CHALLENGE: Transcribe all the entries word for word, skipping the pictures.

ENTRIES SUPPLIED:
╔══

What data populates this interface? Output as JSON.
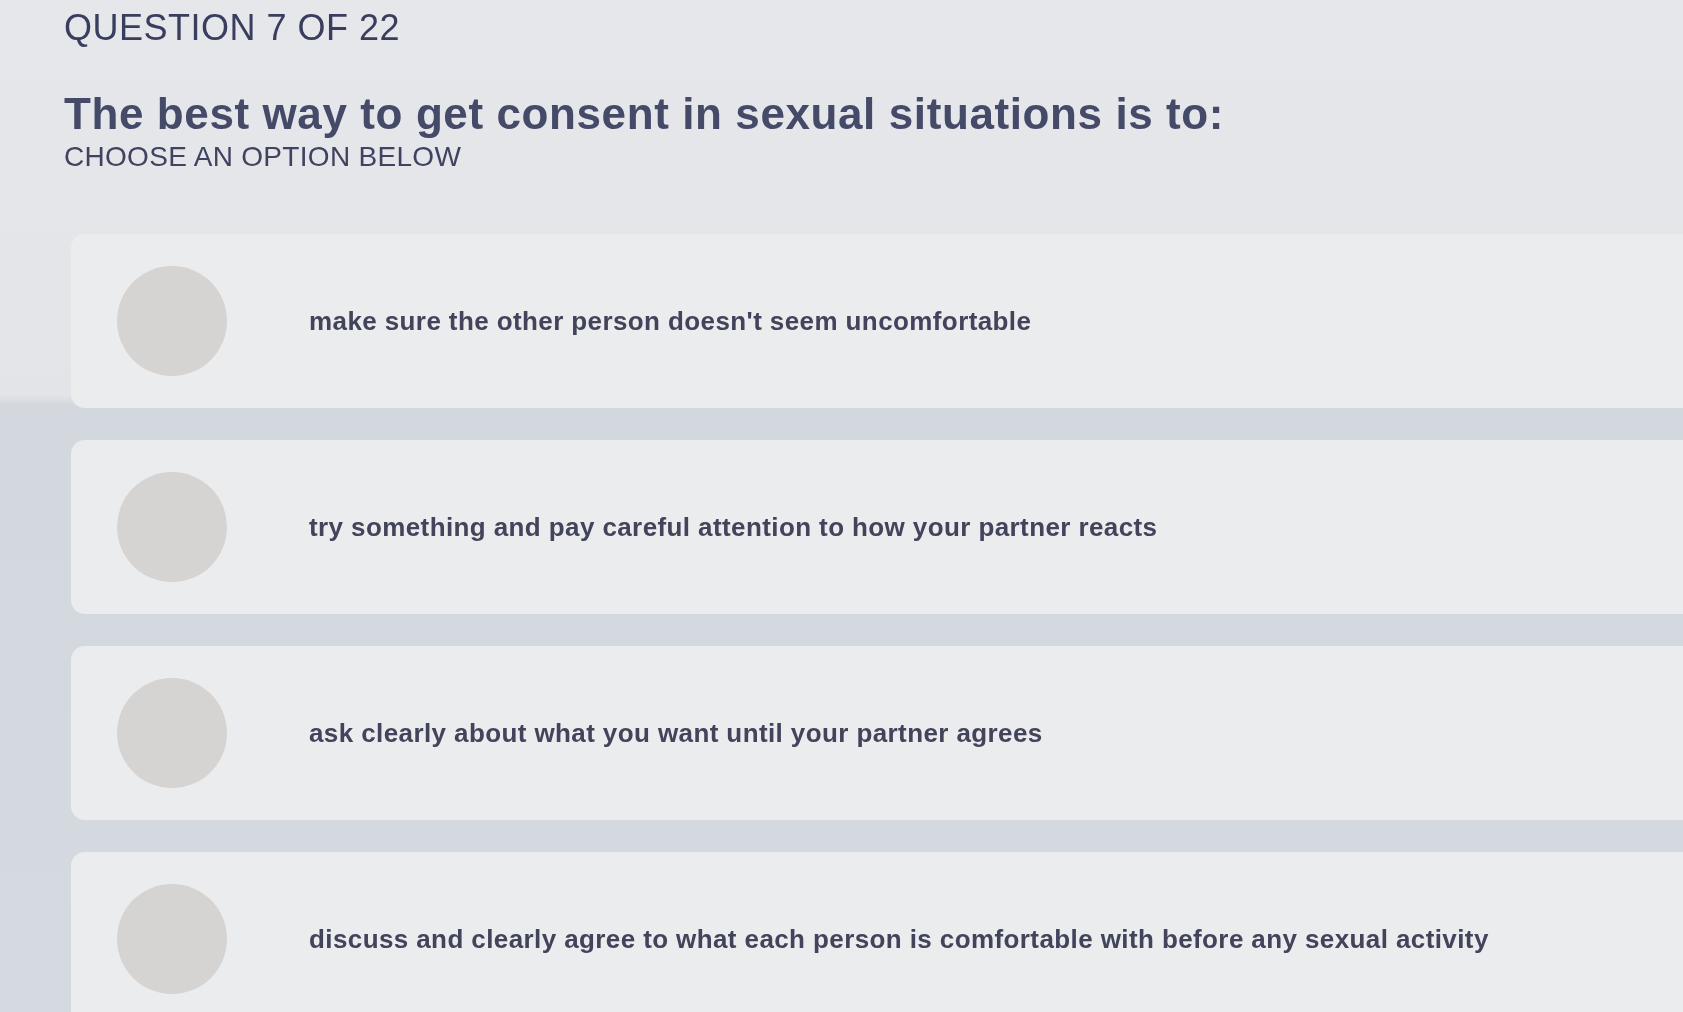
{
  "header": {
    "progress": "QUESTION 7 OF 22"
  },
  "question": {
    "text": "The best way to get consent in sexual situations is to:",
    "instruction": "CHOOSE AN OPTION BELOW"
  },
  "options": [
    {
      "label": "make sure the other person doesn't seem uncomfortable",
      "selected": false
    },
    {
      "label": "try something and pay careful attention to how your partner reacts",
      "selected": false
    },
    {
      "label": "ask clearly about what you want until your partner agrees",
      "selected": false
    },
    {
      "label": "discuss and clearly agree to what each person is comfortable with before any sexual activity",
      "selected": false
    }
  ]
}
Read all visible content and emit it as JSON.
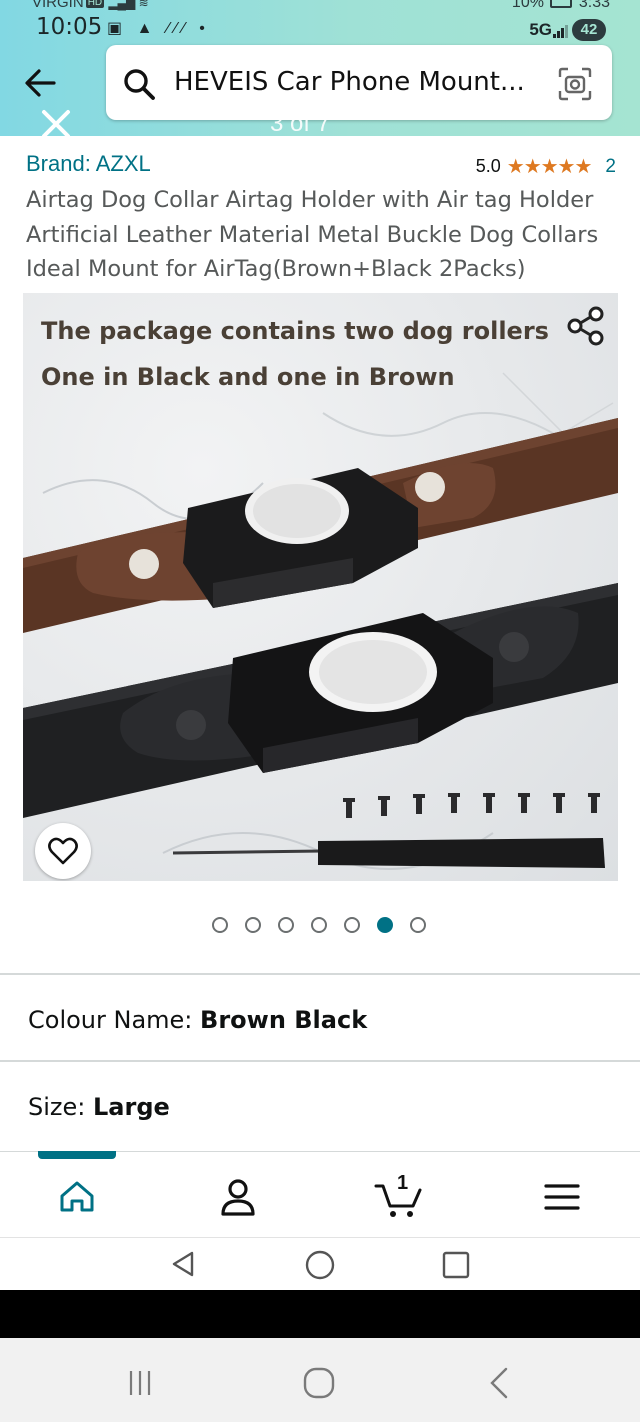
{
  "status_bar": {
    "carrier": "VIRGIN",
    "carrier_badge": "HD",
    "time": "10:05",
    "notification_icons": "▣ ▲ ⁄⁄⁄ •",
    "battery_percent": "10%",
    "battery_time": "3:33",
    "network": "5G",
    "notification_count": "42"
  },
  "search": {
    "query": "HEVEIS Car Phone Mount..."
  },
  "image_overlay": {
    "counter": "3 of 7"
  },
  "product": {
    "brand_label": "Brand: AZXL",
    "rating_value": "5.0",
    "rating_stars": "★★★★★",
    "rating_count": "2",
    "title": "Airtag Dog Collar Airtag Holder with Air tag Holder Artificial Leather Material Metal Buckle Dog Collars Ideal Mount for AirTag(Brown+Black 2Packs)",
    "image_caption_line1": "The package contains two dog rollers",
    "image_caption_line2": "One in Black and one in Brown"
  },
  "carousel": {
    "total": 7,
    "active_index": 5
  },
  "variations": {
    "colour_label": "Colour Name:",
    "colour_value": "Brown Black",
    "size_label": "Size:",
    "size_value": "Large"
  },
  "bottom_nav": {
    "cart_count": "1",
    "items": [
      "home-icon",
      "account-icon",
      "cart-icon",
      "menu-icon"
    ]
  },
  "colors": {
    "accent": "#007185",
    "header_gradient_start": "#82d8e3",
    "header_gradient_end": "#a5e4d2",
    "star": "#de7921"
  }
}
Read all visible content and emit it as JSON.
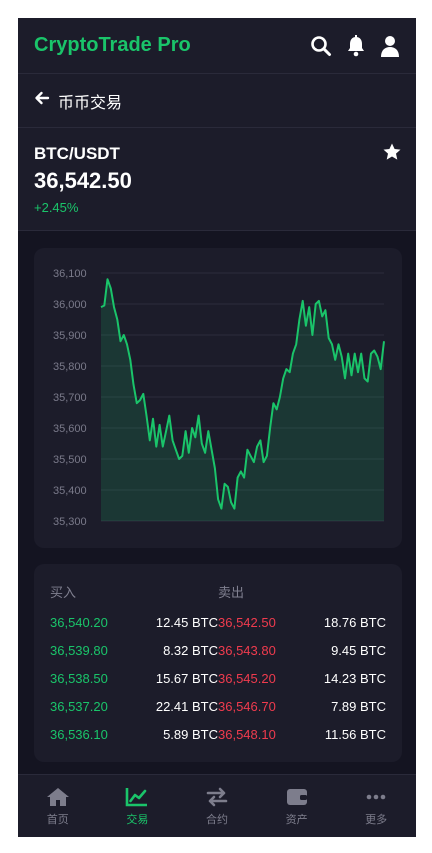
{
  "app": {
    "brand": "CryptoTrade Pro"
  },
  "header": {
    "back_label": "币币交易"
  },
  "pair": {
    "name": "BTC/USDT",
    "price": "36,542.50",
    "change": "+2.45%"
  },
  "colors": {
    "accent": "#1ac46a",
    "sell": "#ef3b4e",
    "background": "#141421",
    "card": "#1c1c2a"
  },
  "icons": {
    "search": "search-icon",
    "bell": "bell-icon",
    "user": "user-icon",
    "back": "arrow-left-icon",
    "favorite": "star-icon"
  },
  "chart_data": {
    "type": "area",
    "title": "",
    "xlabel": "",
    "ylabel": "",
    "ylim": [
      35300,
      36100
    ],
    "yticks": [
      "36,100",
      "36,000",
      "35,900",
      "35,800",
      "35,700",
      "35,600",
      "35,500",
      "35,400",
      "35,300"
    ],
    "grid": true,
    "series": [
      {
        "color": "#1ac46a",
        "values": [
          35990,
          35995,
          36080,
          36050,
          35990,
          35950,
          35880,
          35900,
          35870,
          35820,
          35740,
          35680,
          35690,
          35710,
          35640,
          35560,
          35630,
          35540,
          35610,
          35540,
          35590,
          35640,
          35560,
          35530,
          35500,
          35510,
          35590,
          35520,
          35600,
          35570,
          35640,
          35550,
          35520,
          35590,
          35530,
          35470,
          35370,
          35340,
          35420,
          35410,
          35360,
          35340,
          35440,
          35460,
          35440,
          35530,
          35510,
          35490,
          35540,
          35560,
          35490,
          35510,
          35600,
          35680,
          35660,
          35700,
          35760,
          35790,
          35780,
          35840,
          35870,
          35950,
          36010,
          35930,
          35990,
          35900,
          36000,
          36010,
          35960,
          35980,
          35890,
          35870,
          35820,
          35870,
          35830,
          35760,
          35840,
          35770,
          35840,
          35780,
          35840,
          35760,
          35750,
          35840,
          35850,
          35830,
          35790,
          35880
        ]
      }
    ]
  },
  "orderbook": {
    "buy_header": "买入",
    "sell_header": "卖出",
    "rows": [
      {
        "bid_price": "36,540.20",
        "bid_amount": "12.45 BTC",
        "ask_price": "36,542.50",
        "ask_amount": "18.76 BTC"
      },
      {
        "bid_price": "36,539.80",
        "bid_amount": "8.32 BTC",
        "ask_price": "36,543.80",
        "ask_amount": "9.45 BTC"
      },
      {
        "bid_price": "36,538.50",
        "bid_amount": "15.67 BTC",
        "ask_price": "36,545.20",
        "ask_amount": "14.23 BTC"
      },
      {
        "bid_price": "36,537.20",
        "bid_amount": "22.41 BTC",
        "ask_price": "36,546.70",
        "ask_amount": "7.89 BTC"
      },
      {
        "bid_price": "36,536.10",
        "bid_amount": "5.89 BTC",
        "ask_price": "36,548.10",
        "ask_amount": "11.56 BTC"
      }
    ]
  },
  "nav": {
    "items": [
      {
        "label": "首页",
        "icon": "home-icon"
      },
      {
        "label": "交易",
        "icon": "chart-line-icon",
        "active": true
      },
      {
        "label": "合约",
        "icon": "exchange-icon"
      },
      {
        "label": "资产",
        "icon": "wallet-icon"
      },
      {
        "label": "更多",
        "icon": "more-icon"
      }
    ]
  }
}
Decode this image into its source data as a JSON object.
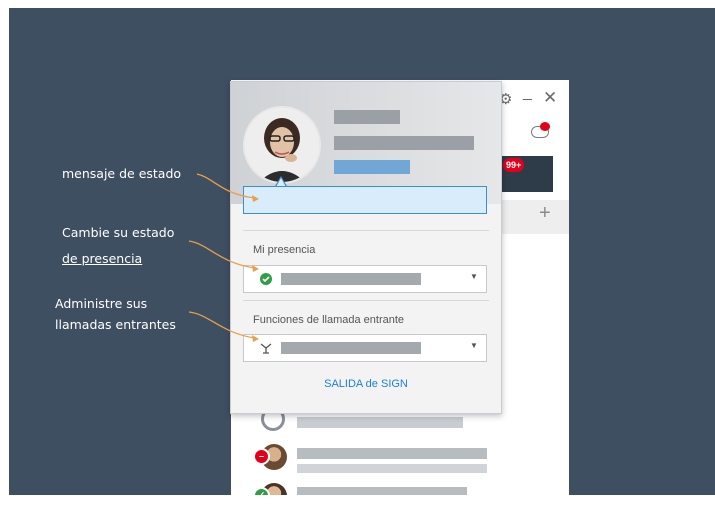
{
  "annotations": {
    "status_message": "mensaje de estado",
    "change_presence_line1": "Cambie su estado",
    "change_presence_line2": "de presencia",
    "manage_calls_line1": "Administre sus",
    "manage_calls_line2": "llamadas entrantes"
  },
  "background_app": {
    "badge": "99+",
    "add_tab": "+"
  },
  "popup": {
    "presence_label": "Mi presencia",
    "calls_label": "Funciones de llamada entrante",
    "sign_out": "SALIDA de SIGN"
  },
  "colors": {
    "backdrop": "#3f4f62",
    "accent_blue": "#1c7fd6",
    "available_green": "#2f9e44",
    "busy_red": "#e2001a",
    "annotation_arrow": "#e8a04a"
  }
}
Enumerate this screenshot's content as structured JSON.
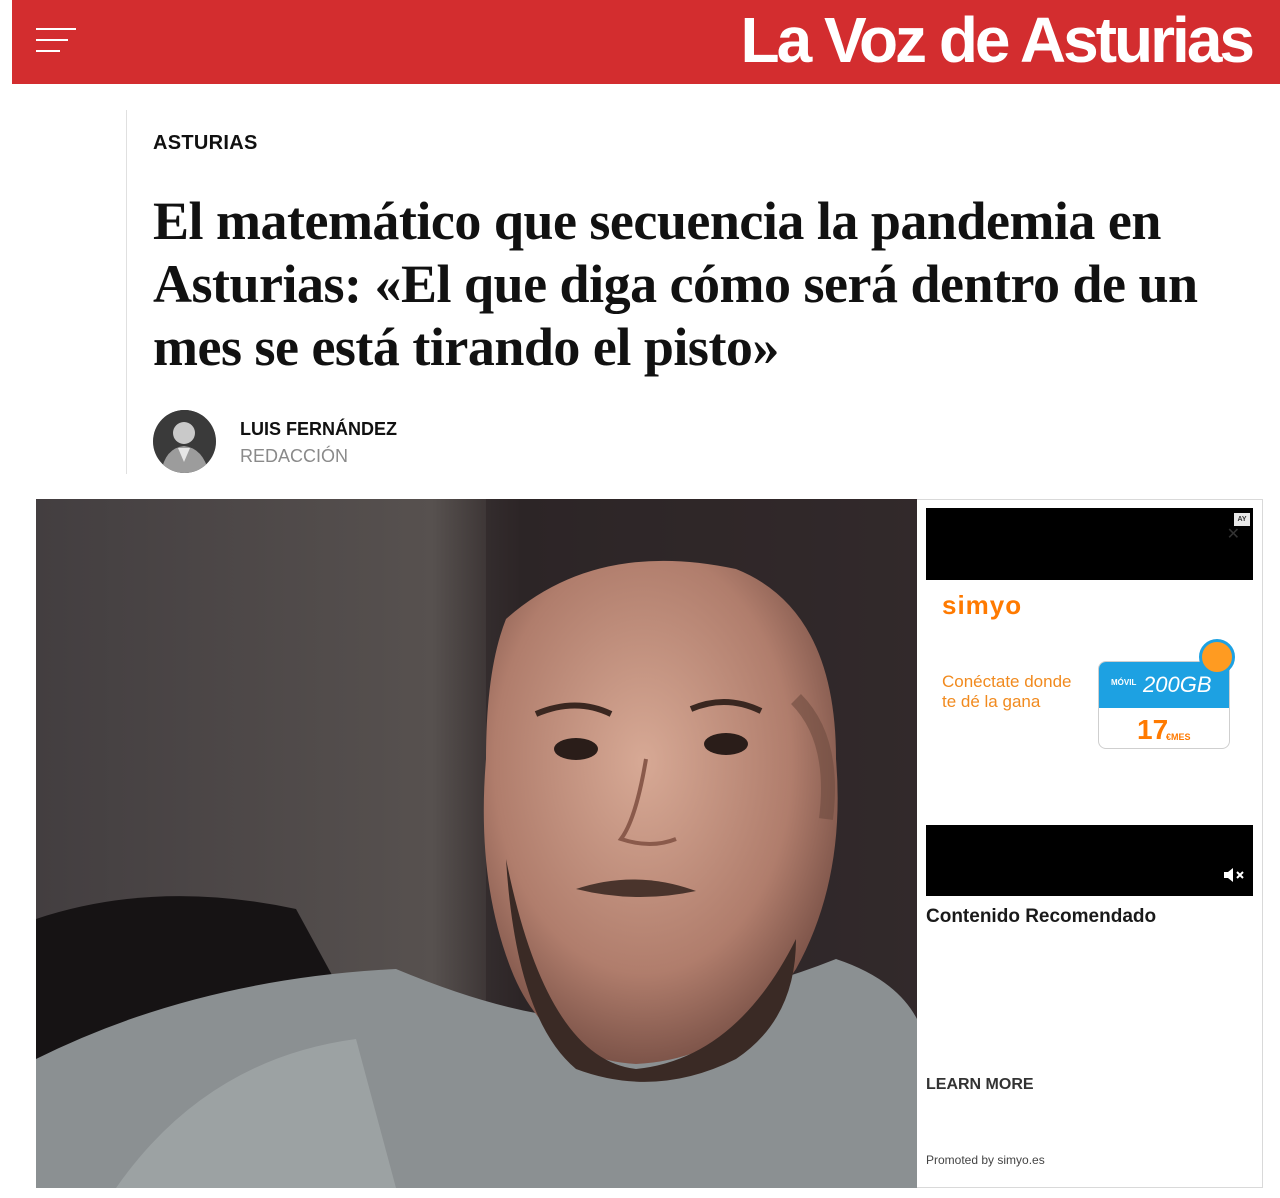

╚══

THE RESPONSE:
What data populates this interface? Output as JSON.
{
  "header": {
    "progress": "QUESTION 7 OF 22"
  },
  "question": {
    "text": "The best way to get consent in sexual situations is to:",
    "instruction": "CHOOSE AN OPTION BELOW"
  },
  "options": [
    {
      "label": "make sure the other person doesn't seem uncomfortable",
      "selected": false
    },
    {
      "label": "try something and pay careful attention to how your partner reacts",
      "selected": false
    },
    {
      "label": "ask clearly about what you want until your partner agrees",
      "selected": false
    },
    {
      "label": "discuss and clearly agree to what each person is comfortable with before any sexual activity",
      "selected": false
    }
  ]
}
Read all visible content and emit it as JSON.
{
  "status_bar": {
    "carrier": "VIRGIN",
    "carrier_badge": "HD",
    "time": "10:05",
    "notification_icons": "▣ ▲ ⁄⁄⁄ •",
    "battery_percent": "10%",
    "battery_time": "3:33",
    "network": "5G",
    "notification_count": "42"
  },
  "search": {
    "query": "HEVEIS Car Phone Mount..."
  },
  "image_overlay": {
    "counter": "3 of 7"
  },
  "product": {
    "brand_label": "Brand: AZXL",
    "rating_value": "5.0",
    "rating_stars": "★★★★★",
    "rating_count": "2",
    "title": "Airtag Dog Collar Airtag Holder with Air tag Holder Artificial Leather Material Metal Buckle Dog Collars Ideal Mount for AirTag(Brown+Black 2Packs)",
    "image_caption_line1": "The package contains two dog rollers",
    "image_caption_line2": "One in Black and one in Brown"
  },
  "carousel": {
    "total": 7,
    "active_index": 5
  },
  "variations": {
    "colour_label": "Colour Name:",
    "colour_value": "Brown Black",
    "size_label": "Size:",
    "size_value": "Large"
  },
  "bottom_nav": {
    "cart_count": "1",
    "items": [
      "home-icon",
      "account-icon",
      "cart-icon",
      "menu-icon"
    ]
  },
  "colors": {
    "accent": "#007185",
    "header_gradient_start": "#82d8e3",
    "header_gradient_end": "#a5e4d2",
    "star": "#de7921"
  }
}
Read all visible content and emit it as JSON.
{
  "app": {
    "brand": "CryptoTrade Pro"
  },
  "header": {
    "back_label": "币币交易"
  },
  "pair": {
    "name": "BTC/USDT",
    "price": "36,542.50",
    "change": "+2.45%"
  },
  "colors": {
    "accent": "#1ac46a",
    "sell": "#ef3b4e",
    "background": "#141421",
    "card": "#1c1c2a"
  },
  "icons": {
    "search": "search-icon",
    "bell": "bell-icon",
    "user": "user-icon",
    "back": "arrow-left-icon",
    "favorite": "star-icon"
  },
  "chart_data": {
    "type": "area",
    "title": "",
    "xlabel": "",
    "ylabel": "",
    "ylim": [
      35300,
      36100
    ],
    "yticks": [
      "36,100",
      "36,000",
      "35,900",
      "35,800",
      "35,700",
      "35,600",
      "35,500",
      "35,400",
      "35,300"
    ],
    "grid": true,
    "series": [
      {
        "color": "#1ac46a",
        "values": [
          35990,
          35995,
          36080,
          36050,
          35990,
          35950,
          35880,
          35900,
          35870,
          35820,
          35740,
          35680,
          35690,
          35710,
          35640,
          35560,
          35630,
          35540,
          35610,
          35540,
          35590,
          35640,
          35560,
          35530,
          35500,
          35510,
          35590,
          35520,
          35600,
          35570,
          35640,
          35550,
          35520,
          35590,
          35530,
          35470,
          35370,
          35340,
          35420,
          35410,
          35360,
          35340,
          35440,
          35460,
          35440,
          35530,
          35510,
          35490,
          35540,
          35560,
          35490,
          35510,
          35600,
          35680,
          35660,
          35700,
          35760,
          35790,
          35780,
          35840,
          35870,
          35950,
          36010,
          35930,
          35990,
          35900,
          36000,
          36010,
          35960,
          35980,
          35890,
          35870,
          35820,
          35870,
          35830,
          35760,
          35840,
          35770,
          35840,
          35780,
          35840,
          35760,
          35750,
          35840,
          35850,
          35830,
          35790,
          35880
        ]
      }
    ]
  },
  "orderbook": {
    "buy_header": "买入",
    "sell_header": "卖出",
    "rows": [
      {
        "bid_price": "36,540.20",
        "bid_amount": "12.45 BTC",
        "ask_price": "36,542.50",
        "ask_amount": "18.76 BTC"
      },
      {
        "bid_price": "36,539.80",
        "bid_amount": "8.32 BTC",
        "ask_price": "36,543.80",
        "ask_amount": "9.45 BTC"
      },
      {
        "bid_price": "36,538.50",
        "bid_amount": "15.67 BTC",
        "ask_price": "36,545.20",
        "ask_amount": "14.23 BTC"
      },
      {
        "bid_price": "36,537.20",
        "bid_amount": "22.41 BTC",
        "ask_price": "36,546.70",
        "ask_amount": "7.89 BTC"
      },
      {
        "bid_price": "36,536.10",
        "bid_amount": "5.89 BTC",
        "ask_price": "36,548.10",
        "ask_amount": "11.56 BTC"
      }
    ]
  },
  "nav": {
    "items": [
      {
        "label": "首页",
        "icon": "home-icon"
      },
      {
        "label": "交易",
        "icon": "chart-line-icon",
        "active": true
      },
      {
        "label": "合约",
        "icon": "exchange-icon"
      },
      {
        "label": "资产",
        "icon": "wallet-icon"
      },
      {
        "label": "更多",
        "icon": "more-icon"
      }
    ]
  }
}
Decode this image into its source data as a JSON object.
{
  "annotations": {
    "status_message": "mensaje de estado",
    "change_presence_line1": "Cambie su estado",
    "change_presence_line2": "de presencia",
    "manage_calls_line1": "Administre sus",
    "manage_calls_line2": "llamadas entrantes"
  },
  "background_app": {
    "badge": "99+",
    "add_tab": "+"
  },
  "popup": {
    "presence_label": "Mi presencia",
    "calls_label": "Funciones de llamada entrante",
    "sign_out": "SALIDA de SIGN"
  },
  "colors": {
    "backdrop": "#3f4f62",
    "accent_blue": "#1c7fd6",
    "available_green": "#2f9e44",
    "busy_red": "#e2001a",
    "annotation_arrow": "#e8a04a"
  }
}
Enumerate this screenshot's content as structured JSON.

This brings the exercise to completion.